TASK DATA -

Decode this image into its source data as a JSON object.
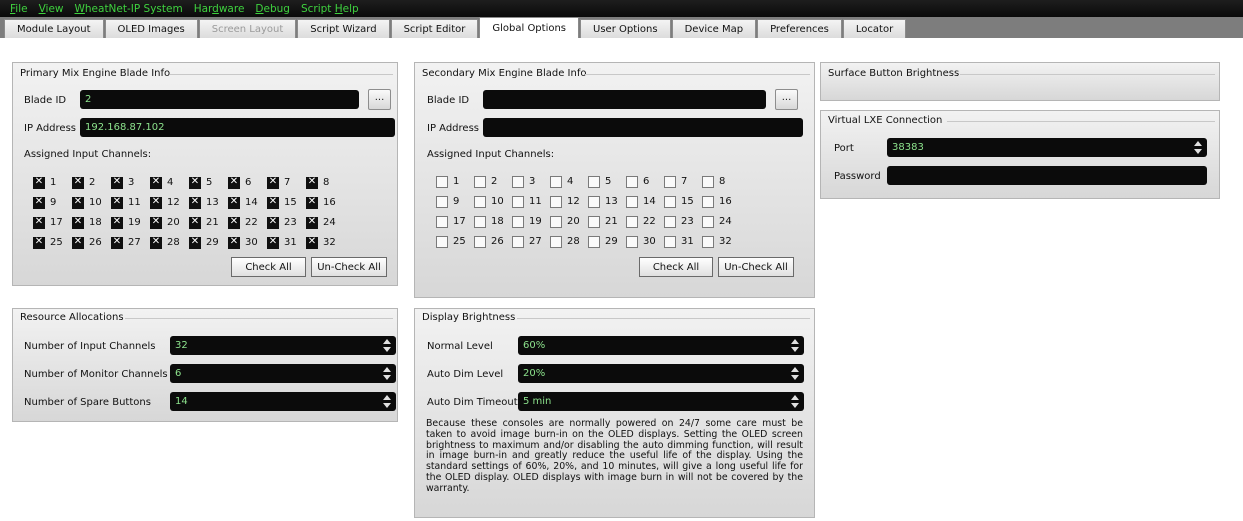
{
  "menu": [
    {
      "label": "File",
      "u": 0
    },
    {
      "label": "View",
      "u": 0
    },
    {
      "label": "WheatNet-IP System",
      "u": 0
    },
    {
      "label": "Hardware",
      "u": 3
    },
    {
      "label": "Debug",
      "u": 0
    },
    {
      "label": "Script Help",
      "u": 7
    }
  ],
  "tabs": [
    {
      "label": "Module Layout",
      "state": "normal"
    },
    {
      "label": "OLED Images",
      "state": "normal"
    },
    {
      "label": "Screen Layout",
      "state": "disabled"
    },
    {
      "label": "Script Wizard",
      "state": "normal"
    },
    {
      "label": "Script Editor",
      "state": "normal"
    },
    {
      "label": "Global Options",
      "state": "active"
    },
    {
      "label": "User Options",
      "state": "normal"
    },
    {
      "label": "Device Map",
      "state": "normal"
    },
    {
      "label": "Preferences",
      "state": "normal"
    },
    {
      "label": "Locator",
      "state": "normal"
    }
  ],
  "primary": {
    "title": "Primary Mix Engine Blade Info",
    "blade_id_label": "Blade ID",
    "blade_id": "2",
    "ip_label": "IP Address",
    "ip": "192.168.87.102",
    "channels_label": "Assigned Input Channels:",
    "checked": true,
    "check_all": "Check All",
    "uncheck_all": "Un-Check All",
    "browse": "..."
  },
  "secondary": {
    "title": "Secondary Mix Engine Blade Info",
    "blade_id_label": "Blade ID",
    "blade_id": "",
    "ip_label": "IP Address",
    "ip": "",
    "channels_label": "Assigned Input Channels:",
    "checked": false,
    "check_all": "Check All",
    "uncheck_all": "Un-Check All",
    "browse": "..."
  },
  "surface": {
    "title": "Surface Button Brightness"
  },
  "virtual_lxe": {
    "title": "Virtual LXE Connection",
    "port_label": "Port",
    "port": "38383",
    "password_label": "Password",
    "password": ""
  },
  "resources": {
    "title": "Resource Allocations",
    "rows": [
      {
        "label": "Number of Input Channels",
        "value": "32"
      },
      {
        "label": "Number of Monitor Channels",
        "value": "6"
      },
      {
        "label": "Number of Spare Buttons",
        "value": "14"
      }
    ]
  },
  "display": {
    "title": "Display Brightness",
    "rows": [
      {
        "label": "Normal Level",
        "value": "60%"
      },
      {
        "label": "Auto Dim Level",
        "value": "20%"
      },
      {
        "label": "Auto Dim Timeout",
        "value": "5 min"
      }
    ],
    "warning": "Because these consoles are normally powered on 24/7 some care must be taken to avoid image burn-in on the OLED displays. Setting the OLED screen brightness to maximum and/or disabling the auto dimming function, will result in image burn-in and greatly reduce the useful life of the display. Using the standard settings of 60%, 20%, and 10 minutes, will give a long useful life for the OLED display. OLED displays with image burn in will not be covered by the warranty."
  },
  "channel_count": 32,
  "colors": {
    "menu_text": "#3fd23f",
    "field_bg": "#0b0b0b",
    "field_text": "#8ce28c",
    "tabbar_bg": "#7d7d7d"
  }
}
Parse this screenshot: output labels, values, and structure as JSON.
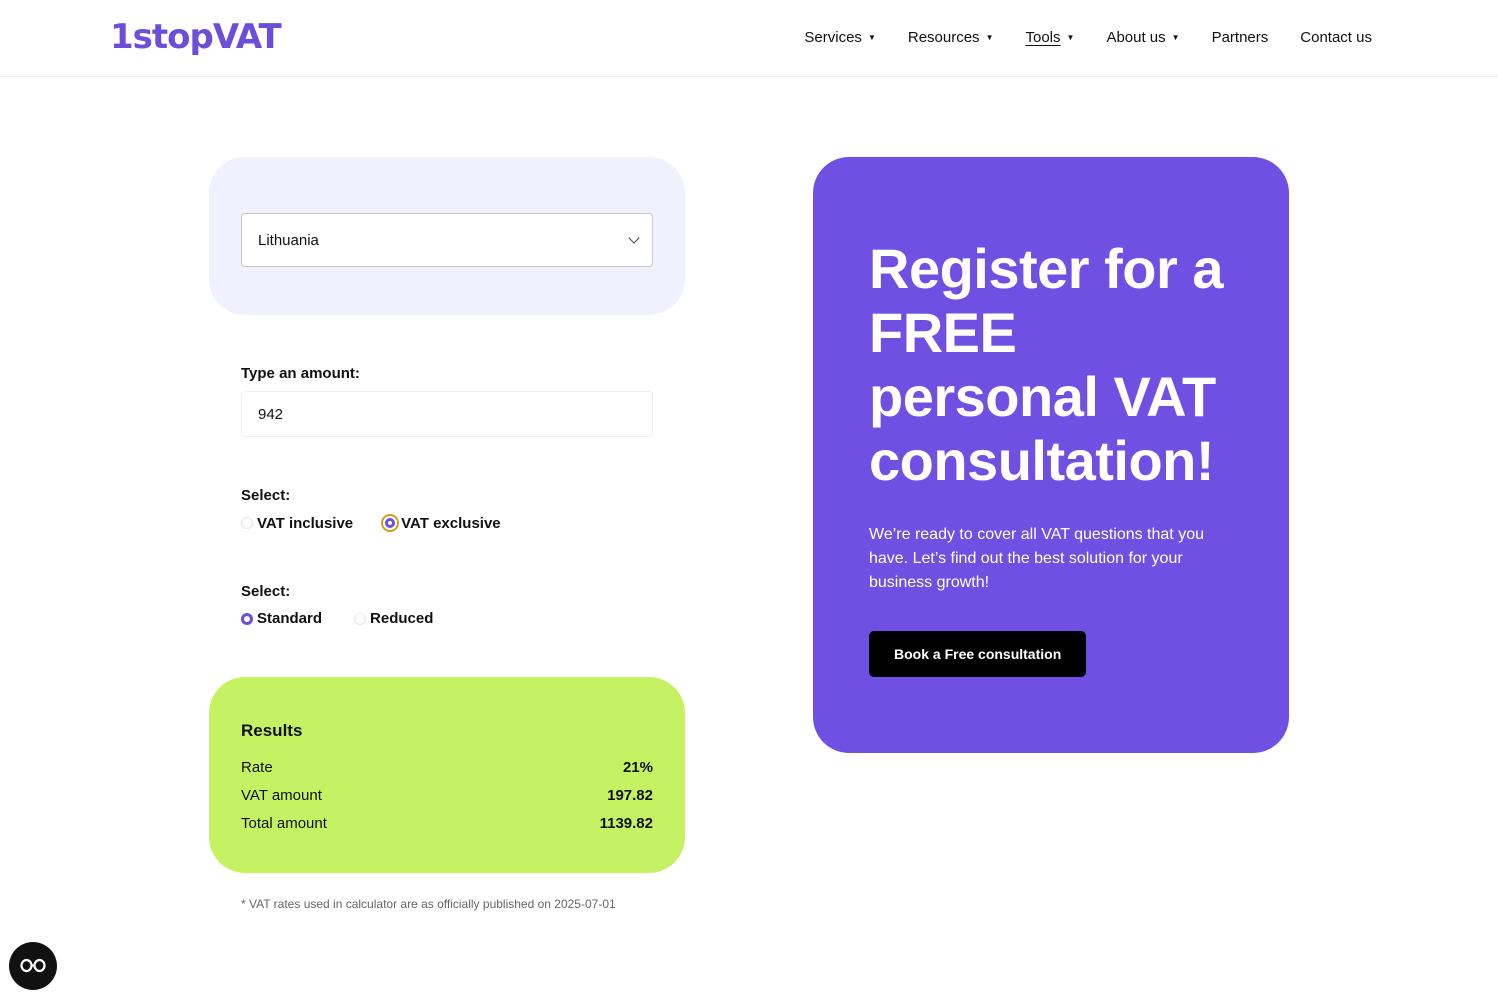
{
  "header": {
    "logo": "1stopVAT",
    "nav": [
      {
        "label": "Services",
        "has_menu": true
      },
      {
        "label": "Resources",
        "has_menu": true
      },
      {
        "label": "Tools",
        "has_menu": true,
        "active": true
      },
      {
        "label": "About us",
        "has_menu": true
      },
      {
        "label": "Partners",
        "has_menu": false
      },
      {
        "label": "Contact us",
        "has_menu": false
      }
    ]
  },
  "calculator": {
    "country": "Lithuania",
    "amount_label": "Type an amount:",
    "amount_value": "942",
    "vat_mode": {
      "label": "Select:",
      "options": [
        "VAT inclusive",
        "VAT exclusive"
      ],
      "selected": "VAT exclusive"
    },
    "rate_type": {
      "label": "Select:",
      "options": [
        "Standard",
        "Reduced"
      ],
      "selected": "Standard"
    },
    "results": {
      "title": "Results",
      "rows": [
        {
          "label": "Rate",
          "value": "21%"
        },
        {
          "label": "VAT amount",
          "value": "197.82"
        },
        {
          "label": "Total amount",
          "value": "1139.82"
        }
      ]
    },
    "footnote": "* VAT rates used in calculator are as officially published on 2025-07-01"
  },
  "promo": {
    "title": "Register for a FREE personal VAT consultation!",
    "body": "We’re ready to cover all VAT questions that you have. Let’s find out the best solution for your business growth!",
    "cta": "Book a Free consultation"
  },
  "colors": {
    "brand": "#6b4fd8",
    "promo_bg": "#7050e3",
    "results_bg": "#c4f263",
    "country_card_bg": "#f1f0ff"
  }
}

---

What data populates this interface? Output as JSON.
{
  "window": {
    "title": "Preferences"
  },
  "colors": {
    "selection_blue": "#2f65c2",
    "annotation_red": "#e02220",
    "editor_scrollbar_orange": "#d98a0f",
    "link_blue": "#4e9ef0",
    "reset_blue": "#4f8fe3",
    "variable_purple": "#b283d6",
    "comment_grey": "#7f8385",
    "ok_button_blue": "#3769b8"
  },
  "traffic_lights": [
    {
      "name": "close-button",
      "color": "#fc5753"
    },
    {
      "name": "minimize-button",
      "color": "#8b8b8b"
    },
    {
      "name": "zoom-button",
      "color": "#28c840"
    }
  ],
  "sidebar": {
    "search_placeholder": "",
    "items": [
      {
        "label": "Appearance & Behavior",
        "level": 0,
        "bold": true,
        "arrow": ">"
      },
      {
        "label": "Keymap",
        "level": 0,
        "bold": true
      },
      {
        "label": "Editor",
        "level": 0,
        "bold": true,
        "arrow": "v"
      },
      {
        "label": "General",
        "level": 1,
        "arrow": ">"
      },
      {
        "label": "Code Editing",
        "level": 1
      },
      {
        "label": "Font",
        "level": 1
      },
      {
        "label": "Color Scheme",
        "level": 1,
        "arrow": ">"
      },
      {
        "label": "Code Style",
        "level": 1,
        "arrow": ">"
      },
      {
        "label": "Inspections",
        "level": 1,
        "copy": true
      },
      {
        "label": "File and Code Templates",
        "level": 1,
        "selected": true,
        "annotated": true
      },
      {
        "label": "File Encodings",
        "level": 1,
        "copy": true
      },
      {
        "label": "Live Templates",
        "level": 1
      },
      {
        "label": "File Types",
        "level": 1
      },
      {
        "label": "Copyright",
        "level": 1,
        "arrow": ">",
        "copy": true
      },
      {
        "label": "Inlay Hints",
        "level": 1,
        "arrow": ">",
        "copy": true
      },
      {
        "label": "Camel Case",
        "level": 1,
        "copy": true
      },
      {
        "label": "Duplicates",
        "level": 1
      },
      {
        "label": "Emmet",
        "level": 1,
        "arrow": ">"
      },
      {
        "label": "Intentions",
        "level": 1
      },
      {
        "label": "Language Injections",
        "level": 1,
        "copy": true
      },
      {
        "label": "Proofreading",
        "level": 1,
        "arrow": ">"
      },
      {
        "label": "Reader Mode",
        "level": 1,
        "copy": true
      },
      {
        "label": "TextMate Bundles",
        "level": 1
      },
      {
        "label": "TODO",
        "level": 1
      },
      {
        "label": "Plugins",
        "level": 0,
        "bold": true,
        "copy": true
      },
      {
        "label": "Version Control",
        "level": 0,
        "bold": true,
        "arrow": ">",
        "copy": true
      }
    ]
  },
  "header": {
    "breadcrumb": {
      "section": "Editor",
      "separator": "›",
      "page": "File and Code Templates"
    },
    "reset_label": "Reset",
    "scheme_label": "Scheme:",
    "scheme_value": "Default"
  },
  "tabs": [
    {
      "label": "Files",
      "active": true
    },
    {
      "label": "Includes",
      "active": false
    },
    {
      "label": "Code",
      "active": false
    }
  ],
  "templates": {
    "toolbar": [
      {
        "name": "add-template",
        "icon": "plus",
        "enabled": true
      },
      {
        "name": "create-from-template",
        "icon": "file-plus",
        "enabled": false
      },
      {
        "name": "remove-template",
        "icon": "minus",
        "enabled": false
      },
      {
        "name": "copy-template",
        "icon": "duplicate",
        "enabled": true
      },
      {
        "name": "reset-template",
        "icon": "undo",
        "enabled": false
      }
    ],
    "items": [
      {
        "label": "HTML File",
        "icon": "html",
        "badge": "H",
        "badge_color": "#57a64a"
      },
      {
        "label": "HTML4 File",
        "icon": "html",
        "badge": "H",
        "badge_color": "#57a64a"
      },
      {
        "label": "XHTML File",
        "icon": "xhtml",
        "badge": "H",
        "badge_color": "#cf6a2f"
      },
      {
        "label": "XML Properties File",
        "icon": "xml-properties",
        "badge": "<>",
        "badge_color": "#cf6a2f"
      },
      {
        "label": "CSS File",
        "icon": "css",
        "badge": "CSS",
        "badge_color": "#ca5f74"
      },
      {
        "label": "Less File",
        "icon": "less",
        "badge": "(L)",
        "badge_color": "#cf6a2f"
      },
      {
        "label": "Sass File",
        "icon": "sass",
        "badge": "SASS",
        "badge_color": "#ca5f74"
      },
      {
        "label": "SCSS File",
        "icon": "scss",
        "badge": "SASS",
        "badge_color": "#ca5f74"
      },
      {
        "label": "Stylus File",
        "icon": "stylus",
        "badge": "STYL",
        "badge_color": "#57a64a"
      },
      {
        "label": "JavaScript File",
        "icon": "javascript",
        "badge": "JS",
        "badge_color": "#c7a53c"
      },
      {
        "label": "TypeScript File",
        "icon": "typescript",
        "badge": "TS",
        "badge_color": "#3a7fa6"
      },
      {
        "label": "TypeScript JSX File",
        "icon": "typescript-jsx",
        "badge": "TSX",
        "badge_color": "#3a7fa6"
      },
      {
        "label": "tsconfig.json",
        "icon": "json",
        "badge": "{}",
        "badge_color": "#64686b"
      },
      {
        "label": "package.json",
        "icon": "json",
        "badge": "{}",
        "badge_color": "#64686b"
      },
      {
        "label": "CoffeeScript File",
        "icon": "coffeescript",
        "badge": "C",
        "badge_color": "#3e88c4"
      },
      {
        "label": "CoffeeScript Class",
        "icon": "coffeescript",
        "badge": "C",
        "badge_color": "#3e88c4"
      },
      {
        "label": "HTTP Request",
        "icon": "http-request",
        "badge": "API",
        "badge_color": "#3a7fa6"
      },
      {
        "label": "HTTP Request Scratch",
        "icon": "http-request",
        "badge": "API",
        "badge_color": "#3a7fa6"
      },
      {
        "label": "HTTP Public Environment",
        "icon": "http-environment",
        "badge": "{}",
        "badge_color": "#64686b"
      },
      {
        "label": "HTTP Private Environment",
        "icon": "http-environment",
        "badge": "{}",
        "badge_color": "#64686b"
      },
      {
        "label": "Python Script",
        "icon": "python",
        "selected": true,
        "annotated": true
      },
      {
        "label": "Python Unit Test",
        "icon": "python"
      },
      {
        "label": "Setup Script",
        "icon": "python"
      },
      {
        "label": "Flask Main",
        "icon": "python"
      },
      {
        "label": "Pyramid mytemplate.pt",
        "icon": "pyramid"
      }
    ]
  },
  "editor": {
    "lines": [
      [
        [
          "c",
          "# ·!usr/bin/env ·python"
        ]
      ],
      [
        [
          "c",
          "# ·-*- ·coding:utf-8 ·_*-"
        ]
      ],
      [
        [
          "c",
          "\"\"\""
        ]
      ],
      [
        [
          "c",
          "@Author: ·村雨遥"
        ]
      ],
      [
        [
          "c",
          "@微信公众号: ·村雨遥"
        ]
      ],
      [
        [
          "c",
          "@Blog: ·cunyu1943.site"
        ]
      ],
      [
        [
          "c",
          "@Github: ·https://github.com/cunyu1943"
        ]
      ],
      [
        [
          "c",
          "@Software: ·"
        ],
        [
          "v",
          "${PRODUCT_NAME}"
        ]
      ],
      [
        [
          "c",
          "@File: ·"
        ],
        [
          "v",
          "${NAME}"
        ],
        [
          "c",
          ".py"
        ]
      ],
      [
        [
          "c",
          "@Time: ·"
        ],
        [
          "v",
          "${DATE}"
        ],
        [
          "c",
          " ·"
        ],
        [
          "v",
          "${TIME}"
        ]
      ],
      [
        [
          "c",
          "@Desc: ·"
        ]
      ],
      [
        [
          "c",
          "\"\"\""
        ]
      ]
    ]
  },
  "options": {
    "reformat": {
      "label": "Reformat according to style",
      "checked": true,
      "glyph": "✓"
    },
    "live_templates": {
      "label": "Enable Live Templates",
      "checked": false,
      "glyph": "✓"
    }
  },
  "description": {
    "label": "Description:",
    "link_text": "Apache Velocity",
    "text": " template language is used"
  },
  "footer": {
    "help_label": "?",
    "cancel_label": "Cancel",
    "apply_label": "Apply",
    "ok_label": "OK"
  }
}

REQUIRED WORK -
What is the number of lines holding the word "Channels"? State it alone.

COMPLETE ANSWER -
4